TASK INSTRUCTIONS –
Leave out all pictures. Extract exactly the lines from the one containing "Transcribe the text in this document." through the end of the data.

......

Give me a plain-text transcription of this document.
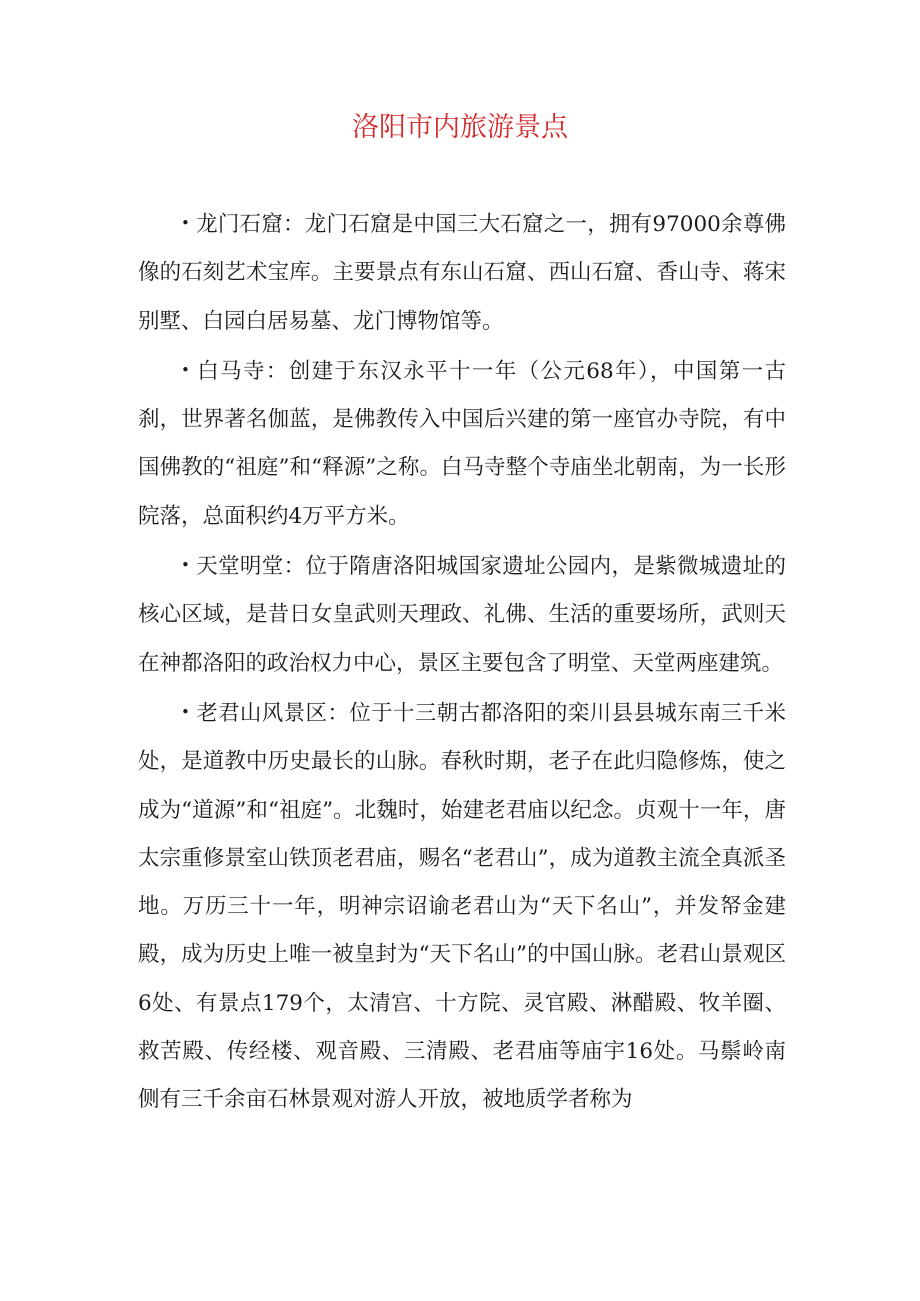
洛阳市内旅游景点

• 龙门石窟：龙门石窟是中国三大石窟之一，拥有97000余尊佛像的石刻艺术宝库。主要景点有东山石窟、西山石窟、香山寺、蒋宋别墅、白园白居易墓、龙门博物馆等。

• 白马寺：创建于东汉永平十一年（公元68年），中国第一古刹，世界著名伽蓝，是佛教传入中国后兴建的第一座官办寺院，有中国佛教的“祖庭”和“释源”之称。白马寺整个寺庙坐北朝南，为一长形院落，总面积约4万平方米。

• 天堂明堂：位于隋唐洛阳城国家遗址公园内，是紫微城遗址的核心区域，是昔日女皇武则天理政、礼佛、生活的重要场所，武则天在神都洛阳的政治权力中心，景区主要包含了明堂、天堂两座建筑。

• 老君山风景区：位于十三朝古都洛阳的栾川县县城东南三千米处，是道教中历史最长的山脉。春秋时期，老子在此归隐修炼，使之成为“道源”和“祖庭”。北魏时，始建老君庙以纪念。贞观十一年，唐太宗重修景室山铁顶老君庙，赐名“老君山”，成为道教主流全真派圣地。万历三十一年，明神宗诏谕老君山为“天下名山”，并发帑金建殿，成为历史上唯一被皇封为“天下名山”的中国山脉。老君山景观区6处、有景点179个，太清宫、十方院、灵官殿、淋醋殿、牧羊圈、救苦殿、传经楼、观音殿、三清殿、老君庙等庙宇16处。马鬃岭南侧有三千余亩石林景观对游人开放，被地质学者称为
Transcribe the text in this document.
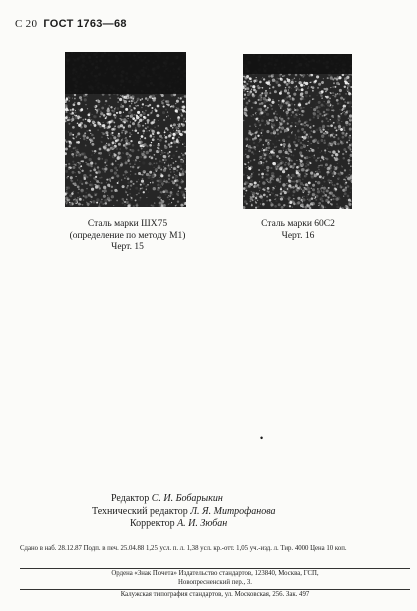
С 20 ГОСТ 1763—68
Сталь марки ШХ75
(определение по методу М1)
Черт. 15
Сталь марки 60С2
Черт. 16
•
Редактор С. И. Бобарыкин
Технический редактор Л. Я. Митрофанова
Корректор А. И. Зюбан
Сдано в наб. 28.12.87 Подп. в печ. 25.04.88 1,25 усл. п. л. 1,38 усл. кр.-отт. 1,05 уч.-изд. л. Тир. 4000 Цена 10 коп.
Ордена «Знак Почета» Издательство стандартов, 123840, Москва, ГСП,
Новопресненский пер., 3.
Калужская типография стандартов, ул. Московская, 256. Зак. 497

......

SOLVED PROBLEM –
Transcribe the text in this document.
С 20 ГОСТ 1763—68
Сталь марки ШХ75
(определение по методу М1)
Черт. 15
Сталь марки 60С2
Черт. 16
•
Редактор С. И. Бобарыкин
Технический редактор Л. Я. Митрофанова
Корректор А. И. Зюбан
Сдано в наб. 28.12.87 Подп. в печ. 25.04.88 1,25 усл. п. л. 1,38 усл. кр.-отт. 1,05 уч.-изд. л. Тир. 4000 Цена 10 коп.
Ордена «Знак Почета» Издательство стандартов, 123840, Москва, ГСП,
Новопресненский пер., 3.
Калужская типография стандартов, ул. Московская, 256. Зак. 497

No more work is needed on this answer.